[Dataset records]
────────────────

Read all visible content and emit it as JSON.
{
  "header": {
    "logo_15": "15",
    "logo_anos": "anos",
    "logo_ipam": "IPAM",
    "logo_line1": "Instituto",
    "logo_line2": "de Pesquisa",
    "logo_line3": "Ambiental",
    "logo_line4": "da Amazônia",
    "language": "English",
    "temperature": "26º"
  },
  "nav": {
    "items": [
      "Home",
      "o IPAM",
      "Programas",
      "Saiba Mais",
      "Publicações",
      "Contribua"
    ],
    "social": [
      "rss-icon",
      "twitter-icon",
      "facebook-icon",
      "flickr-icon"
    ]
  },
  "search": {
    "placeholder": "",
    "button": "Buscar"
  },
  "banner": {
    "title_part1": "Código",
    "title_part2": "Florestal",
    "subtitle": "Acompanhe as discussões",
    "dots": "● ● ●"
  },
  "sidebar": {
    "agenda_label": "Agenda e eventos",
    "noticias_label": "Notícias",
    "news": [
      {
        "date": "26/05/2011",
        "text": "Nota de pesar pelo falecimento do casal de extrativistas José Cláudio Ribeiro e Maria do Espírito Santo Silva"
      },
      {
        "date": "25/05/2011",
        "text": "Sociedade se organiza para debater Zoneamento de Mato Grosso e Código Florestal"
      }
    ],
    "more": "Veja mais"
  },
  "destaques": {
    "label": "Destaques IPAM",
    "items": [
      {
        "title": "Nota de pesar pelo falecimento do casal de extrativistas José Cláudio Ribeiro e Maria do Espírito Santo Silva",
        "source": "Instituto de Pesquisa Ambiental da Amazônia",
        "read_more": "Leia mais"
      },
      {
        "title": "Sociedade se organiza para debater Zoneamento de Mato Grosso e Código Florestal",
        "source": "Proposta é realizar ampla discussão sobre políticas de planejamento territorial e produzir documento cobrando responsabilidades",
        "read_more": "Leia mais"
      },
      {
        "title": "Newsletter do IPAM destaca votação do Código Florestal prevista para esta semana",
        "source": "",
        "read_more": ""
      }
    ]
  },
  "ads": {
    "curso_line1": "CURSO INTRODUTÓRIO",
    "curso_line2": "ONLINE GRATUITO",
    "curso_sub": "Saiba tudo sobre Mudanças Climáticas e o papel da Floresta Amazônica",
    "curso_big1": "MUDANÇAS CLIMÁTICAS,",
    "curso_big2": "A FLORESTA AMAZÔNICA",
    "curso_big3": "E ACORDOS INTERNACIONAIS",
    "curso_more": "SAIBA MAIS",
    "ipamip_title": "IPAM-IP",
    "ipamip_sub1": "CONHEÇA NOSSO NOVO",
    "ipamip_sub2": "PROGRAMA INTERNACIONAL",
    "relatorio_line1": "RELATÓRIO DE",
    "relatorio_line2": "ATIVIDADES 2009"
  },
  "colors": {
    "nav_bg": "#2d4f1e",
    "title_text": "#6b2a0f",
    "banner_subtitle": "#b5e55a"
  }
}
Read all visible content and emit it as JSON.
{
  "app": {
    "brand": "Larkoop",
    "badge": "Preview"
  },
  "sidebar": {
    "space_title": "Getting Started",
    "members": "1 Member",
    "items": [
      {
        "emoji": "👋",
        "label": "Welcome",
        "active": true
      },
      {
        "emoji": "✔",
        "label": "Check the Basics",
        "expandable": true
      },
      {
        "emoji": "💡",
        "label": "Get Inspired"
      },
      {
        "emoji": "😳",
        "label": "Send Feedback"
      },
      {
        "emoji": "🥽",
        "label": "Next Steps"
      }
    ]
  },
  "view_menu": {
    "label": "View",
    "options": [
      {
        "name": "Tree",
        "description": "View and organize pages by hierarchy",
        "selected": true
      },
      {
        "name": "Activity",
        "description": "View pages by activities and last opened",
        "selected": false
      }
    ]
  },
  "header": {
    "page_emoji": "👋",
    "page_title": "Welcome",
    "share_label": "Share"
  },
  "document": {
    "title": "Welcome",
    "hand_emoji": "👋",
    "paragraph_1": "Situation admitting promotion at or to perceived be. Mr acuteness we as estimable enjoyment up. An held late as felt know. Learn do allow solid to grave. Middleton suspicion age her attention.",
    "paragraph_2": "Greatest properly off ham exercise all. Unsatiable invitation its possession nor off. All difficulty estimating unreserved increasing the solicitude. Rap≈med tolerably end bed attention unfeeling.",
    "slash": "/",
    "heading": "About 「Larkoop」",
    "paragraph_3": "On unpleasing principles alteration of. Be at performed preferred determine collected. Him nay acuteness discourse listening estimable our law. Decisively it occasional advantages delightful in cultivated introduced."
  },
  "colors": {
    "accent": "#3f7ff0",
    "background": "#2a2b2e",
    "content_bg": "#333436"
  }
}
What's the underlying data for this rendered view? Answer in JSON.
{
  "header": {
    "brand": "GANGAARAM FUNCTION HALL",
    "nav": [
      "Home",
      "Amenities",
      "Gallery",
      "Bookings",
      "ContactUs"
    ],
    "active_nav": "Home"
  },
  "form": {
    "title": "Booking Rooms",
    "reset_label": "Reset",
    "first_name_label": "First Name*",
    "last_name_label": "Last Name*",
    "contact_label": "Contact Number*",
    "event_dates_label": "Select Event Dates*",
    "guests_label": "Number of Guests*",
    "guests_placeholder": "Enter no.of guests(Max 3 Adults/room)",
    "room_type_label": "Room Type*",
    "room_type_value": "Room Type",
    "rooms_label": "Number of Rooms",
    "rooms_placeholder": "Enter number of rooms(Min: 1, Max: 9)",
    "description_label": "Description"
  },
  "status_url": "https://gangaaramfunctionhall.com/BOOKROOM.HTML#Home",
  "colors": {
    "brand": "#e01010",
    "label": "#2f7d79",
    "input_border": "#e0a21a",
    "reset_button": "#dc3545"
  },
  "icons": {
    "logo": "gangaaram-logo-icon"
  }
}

────────────────

Work to do: Exactly reproduce the material above.

Task solution:
Read all visible content and emit it as JSON.
{
  "header": {
    "logo_15": "15",
    "logo_anos": "anos",
    "logo_ipam": "IPAM",
    "logo_line1": "Instituto",
    "logo_line2": "de Pesquisa",
    "logo_line3": "Ambiental",
    "logo_line4": "da Amazônia",
    "language": "English",
    "temperature": "26º"
  },
  "nav": {
    "items": [
      "Home",
      "o IPAM",
      "Programas",
      "Saiba Mais",
      "Publicações",
      "Contribua"
    ],
    "social": [
      "rss-icon",
      "twitter-icon",
      "facebook-icon",
      "flickr-icon"
    ]
  },
  "search": {
    "placeholder": "",
    "button": "Buscar"
  },
  "banner": {
    "title_part1": "Código",
    "title_part2": "Florestal",
    "subtitle": "Acompanhe as discussões",
    "dots": "● ● ●"
  },
  "sidebar": {
    "agenda_label": "Agenda e eventos",
    "noticias_label": "Notícias",
    "news": [
      {
        "date": "26/05/2011",
        "text": "Nota de pesar pelo falecimento do casal de extrativistas José Cláudio Ribeiro e Maria do Espírito Santo Silva"
      },
      {
        "date": "25/05/2011",
        "text": "Sociedade se organiza para debater Zoneamento de Mato Grosso e Código Florestal"
      }
    ],
    "more": "Veja mais"
  },
  "destaques": {
    "label": "Destaques IPAM",
    "items": [
      {
        "title": "Nota de pesar pelo falecimento do casal de extrativistas José Cláudio Ribeiro e Maria do Espírito Santo Silva",
        "source": "Instituto de Pesquisa Ambiental da Amazônia",
        "read_more": "Leia mais"
      },
      {
        "title": "Sociedade se organiza para debater Zoneamento de Mato Grosso e Código Florestal",
        "source": "Proposta é realizar ampla discussão sobre políticas de planejamento territorial e produzir documento cobrando responsabilidades",
        "read_more": "Leia mais"
      },
      {
        "title": "Newsletter do IPAM destaca votação do Código Florestal prevista para esta semana",
        "source": "",
        "read_more": ""
      }
    ]
  },
  "ads": {
    "curso_line1": "CURSO INTRODUTÓRIO",
    "curso_line2": "ONLINE GRATUITO",
    "curso_sub": "Saiba tudo sobre Mudanças Climáticas e o papel da Floresta Amazônica",
    "curso_big1": "MUDANÇAS CLIMÁTICAS,",
    "curso_big2": "A FLORESTA AMAZÔNICA",
    "curso_big3": "E ACORDOS INTERNACIONAIS",
    "curso_more": "SAIBA MAIS",
    "ipamip_title": "IPAM-IP",
    "ipamip_sub1": "CONHEÇA NOSSO NOVO",
    "ipamip_sub2": "PROGRAMA INTERNACIONAL",
    "relatorio_line1": "RELATÓRIO DE",
    "relatorio_line2": "ATIVIDADES 2009"
  },
  "colors": {
    "nav_bg": "#2d4f1e",
    "title_text": "#6b2a0f",
    "banner_subtitle": "#b5e55a"
  }
}
Read all visible content and emit it as JSON.
{
  "app": {
    "brand": "Larkoop",
    "badge": "Preview"
  },
  "sidebar": {
    "space_title": "Getting Started",
    "members": "1 Member",
    "items": [
      {
        "emoji": "👋",
        "label": "Welcome",
        "active": true
      },
      {
        "emoji": "✔",
        "label": "Check the Basics",
        "expandable": true
      },
      {
        "emoji": "💡",
        "label": "Get Inspired"
      },
      {
        "emoji": "😳",
        "label": "Send Feedback"
      },
      {
        "emoji": "🥽",
        "label": "Next Steps"
      }
    ]
  },
  "view_menu": {
    "label": "View",
    "options": [
      {
        "name": "Tree",
        "description": "View and organize pages by hierarchy",
        "selected": true
      },
      {
        "name": "Activity",
        "description": "View pages by activities and last opened",
        "selected": false
      }
    ]
  },
  "header": {
    "page_emoji": "👋",
    "page_title": "Welcome",
    "share_label": "Share"
  },
  "document": {
    "title": "Welcome",
    "hand_emoji": "👋",
    "paragraph_1": "Situation admitting promotion at or to perceived be. Mr acuteness we as estimable enjoyment up. An held late as felt know. Learn do allow solid to grave. Middleton suspicion age her attention.",
    "paragraph_2": "Greatest properly off ham exercise all. Unsatiable invitation its possession nor off. All difficulty estimating unreserved increasing the solicitude. Rap≈med tolerably end bed attention unfeeling.",
    "slash": "/",
    "heading": "About 「Larkoop」",
    "paragraph_3": "On unpleasing principles alteration of. Be at performed preferred determine collected. Him nay acuteness discourse listening estimable our law. Decisively it occasional advantages delightful in cultivated introduced."
  },
  "colors": {
    "accent": "#3f7ff0",
    "background": "#2a2b2e",
    "content_bg": "#333436"
  }
}
What's the underlying data for this rendered view? Answer in JSON.
{
  "header": {
    "brand": "GANGAARAM FUNCTION HALL",
    "nav": [
      "Home",
      "Amenities",
      "Gallery",
      "Bookings",
      "ContactUs"
    ],
    "active_nav": "Home"
  },
  "form": {
    "title": "Booking Rooms",
    "reset_label": "Reset",
    "first_name_label": "First Name*",
    "last_name_label": "Last Name*",
    "contact_label": "Contact Number*",
    "event_dates_label": "Select Event Dates*",
    "guests_label": "Number of Guests*",
    "guests_placeholder": "Enter no.of guests(Max 3 Adults/room)",
    "room_type_label": "Room Type*",
    "room_type_value": "Room Type",
    "rooms_label": "Number of Rooms",
    "rooms_placeholder": "Enter number of rooms(Min: 1, Max: 9)",
    "description_label": "Description"
  },
  "status_url": "https://gangaaramfunctionhall.com/BOOKROOM.HTML#Home",
  "colors": {
    "brand": "#e01010",
    "label": "#2f7d79",
    "input_border": "#e0a21a",
    "reset_button": "#dc3545"
  },
  "icons": {
    "logo": "gangaaram-logo-icon"
  }
}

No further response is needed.